%%

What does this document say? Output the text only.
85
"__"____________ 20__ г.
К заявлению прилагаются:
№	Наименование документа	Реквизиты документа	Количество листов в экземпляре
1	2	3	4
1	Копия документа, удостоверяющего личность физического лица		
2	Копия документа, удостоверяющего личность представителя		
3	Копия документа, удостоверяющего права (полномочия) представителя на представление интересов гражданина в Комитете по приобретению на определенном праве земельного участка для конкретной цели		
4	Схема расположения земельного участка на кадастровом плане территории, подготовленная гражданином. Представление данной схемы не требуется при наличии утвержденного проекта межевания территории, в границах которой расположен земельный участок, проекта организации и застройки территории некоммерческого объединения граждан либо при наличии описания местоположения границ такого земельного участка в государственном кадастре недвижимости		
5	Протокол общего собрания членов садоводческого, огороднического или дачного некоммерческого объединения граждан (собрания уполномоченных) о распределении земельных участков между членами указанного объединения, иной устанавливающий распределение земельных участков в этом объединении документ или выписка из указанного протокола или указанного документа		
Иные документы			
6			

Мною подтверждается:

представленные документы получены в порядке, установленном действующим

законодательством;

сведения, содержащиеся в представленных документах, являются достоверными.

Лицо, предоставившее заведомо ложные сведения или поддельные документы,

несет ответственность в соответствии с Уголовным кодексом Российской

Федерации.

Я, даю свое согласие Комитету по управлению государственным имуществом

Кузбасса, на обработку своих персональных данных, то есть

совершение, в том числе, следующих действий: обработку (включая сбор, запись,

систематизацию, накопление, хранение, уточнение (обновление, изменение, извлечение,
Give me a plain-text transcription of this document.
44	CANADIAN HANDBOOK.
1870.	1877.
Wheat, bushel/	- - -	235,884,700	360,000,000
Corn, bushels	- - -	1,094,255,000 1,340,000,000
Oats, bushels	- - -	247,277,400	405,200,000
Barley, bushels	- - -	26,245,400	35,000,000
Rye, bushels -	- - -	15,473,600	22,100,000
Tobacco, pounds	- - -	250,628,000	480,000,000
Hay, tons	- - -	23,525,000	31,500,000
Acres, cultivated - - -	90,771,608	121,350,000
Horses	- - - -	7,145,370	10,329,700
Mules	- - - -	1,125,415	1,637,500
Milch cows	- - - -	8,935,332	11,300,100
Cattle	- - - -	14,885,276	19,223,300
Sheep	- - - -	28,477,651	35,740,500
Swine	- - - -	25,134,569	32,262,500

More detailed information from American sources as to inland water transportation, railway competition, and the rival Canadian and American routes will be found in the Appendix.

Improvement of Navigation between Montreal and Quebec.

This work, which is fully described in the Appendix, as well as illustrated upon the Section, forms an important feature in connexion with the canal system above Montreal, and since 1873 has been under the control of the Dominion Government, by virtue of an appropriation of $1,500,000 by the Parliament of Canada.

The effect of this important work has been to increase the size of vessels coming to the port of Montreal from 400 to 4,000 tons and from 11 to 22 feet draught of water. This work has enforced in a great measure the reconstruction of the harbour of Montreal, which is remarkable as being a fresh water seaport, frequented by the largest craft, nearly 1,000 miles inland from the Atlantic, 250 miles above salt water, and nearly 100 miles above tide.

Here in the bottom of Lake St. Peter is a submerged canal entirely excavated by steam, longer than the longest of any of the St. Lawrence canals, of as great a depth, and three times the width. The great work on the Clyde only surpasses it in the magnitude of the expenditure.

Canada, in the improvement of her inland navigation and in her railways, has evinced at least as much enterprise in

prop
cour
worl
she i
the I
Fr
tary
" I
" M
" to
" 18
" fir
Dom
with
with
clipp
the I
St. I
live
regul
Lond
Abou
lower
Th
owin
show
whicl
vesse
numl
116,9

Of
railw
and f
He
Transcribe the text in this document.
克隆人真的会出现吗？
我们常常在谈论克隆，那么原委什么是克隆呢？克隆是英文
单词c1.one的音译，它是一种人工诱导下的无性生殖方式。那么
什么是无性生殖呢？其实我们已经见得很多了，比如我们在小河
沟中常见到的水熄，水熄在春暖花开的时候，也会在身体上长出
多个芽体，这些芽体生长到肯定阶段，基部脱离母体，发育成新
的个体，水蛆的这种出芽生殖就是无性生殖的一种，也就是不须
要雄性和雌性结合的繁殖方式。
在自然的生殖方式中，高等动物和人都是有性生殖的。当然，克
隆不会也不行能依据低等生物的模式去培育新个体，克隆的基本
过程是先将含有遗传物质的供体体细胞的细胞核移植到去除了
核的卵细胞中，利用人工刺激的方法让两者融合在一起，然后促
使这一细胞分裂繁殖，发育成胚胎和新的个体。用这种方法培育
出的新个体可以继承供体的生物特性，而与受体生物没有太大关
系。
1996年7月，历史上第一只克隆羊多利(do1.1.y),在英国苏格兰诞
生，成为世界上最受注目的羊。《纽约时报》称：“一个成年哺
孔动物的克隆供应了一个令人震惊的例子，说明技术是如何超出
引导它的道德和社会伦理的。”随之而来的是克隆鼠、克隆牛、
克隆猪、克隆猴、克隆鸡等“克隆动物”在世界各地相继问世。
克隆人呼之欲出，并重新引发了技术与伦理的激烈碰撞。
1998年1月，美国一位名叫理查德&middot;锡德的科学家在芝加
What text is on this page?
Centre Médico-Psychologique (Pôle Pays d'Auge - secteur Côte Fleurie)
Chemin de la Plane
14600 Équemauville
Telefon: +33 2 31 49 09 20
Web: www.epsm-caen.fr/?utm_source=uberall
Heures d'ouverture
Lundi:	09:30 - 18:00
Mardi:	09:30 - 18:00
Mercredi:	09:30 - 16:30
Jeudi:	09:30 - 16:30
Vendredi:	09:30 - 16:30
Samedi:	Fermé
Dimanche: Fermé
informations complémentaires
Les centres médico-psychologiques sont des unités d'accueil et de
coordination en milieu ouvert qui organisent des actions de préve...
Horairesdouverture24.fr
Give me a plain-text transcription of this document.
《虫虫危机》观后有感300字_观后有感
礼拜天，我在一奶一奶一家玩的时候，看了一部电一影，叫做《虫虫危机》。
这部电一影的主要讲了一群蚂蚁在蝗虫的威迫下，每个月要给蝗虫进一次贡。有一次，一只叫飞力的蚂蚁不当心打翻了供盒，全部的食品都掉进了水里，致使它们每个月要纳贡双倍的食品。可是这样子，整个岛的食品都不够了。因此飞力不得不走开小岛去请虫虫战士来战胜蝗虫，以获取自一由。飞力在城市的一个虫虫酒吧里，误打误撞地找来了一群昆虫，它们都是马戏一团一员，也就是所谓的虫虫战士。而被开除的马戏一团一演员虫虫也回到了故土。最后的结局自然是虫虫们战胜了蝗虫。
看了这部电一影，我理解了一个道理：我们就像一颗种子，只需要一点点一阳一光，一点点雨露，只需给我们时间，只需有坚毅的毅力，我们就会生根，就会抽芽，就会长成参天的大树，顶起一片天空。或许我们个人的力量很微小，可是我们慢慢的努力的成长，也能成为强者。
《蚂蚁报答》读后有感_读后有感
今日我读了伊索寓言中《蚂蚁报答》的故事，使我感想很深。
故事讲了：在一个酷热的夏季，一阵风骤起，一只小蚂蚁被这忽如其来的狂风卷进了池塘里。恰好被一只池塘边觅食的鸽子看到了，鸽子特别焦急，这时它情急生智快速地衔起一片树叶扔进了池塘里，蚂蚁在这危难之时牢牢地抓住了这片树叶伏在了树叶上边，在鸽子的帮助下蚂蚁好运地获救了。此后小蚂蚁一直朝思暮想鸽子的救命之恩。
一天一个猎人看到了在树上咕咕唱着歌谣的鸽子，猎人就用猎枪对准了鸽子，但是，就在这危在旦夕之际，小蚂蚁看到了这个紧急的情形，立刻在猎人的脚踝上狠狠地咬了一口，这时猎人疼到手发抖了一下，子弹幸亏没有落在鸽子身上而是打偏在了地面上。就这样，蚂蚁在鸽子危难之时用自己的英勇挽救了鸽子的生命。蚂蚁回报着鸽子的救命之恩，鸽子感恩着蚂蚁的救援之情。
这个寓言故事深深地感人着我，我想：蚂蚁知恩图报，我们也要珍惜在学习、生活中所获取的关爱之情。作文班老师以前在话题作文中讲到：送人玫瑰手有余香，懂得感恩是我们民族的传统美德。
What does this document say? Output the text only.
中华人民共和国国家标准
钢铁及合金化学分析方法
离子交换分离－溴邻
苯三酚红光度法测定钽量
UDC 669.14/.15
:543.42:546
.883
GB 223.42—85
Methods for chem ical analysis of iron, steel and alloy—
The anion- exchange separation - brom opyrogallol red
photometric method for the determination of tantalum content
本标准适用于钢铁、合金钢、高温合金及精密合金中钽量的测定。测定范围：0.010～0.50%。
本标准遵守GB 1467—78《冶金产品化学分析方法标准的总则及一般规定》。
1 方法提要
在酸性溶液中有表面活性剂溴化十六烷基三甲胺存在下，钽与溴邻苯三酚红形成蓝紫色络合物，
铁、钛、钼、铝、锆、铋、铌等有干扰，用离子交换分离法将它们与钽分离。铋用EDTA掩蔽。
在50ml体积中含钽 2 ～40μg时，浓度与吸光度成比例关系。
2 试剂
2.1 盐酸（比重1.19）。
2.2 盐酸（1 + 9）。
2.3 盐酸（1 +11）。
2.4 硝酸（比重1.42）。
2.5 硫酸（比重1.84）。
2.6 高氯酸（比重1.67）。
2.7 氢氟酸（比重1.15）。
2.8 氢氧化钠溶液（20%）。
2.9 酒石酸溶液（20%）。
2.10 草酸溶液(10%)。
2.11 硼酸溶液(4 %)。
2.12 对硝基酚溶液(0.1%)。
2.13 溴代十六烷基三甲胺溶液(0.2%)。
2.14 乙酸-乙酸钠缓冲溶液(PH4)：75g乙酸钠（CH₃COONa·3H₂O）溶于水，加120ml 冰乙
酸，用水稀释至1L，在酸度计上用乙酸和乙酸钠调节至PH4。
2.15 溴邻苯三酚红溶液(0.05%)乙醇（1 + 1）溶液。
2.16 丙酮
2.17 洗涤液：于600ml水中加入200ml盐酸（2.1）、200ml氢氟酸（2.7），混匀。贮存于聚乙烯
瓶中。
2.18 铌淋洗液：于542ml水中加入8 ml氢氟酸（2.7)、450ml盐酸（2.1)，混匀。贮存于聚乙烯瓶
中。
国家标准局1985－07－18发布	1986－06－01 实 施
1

%%

● **PROBLEM REQUIREMENTS**
Read the entries and pick out all lines that include the word "虫虫危机".

● **PROBLEM SOLUTION**
《虫虫危机》观后有感300字_观后有感
礼拜天，我在一奶一奶一家玩的时候，看了一部电一影，叫做《虫虫危机》。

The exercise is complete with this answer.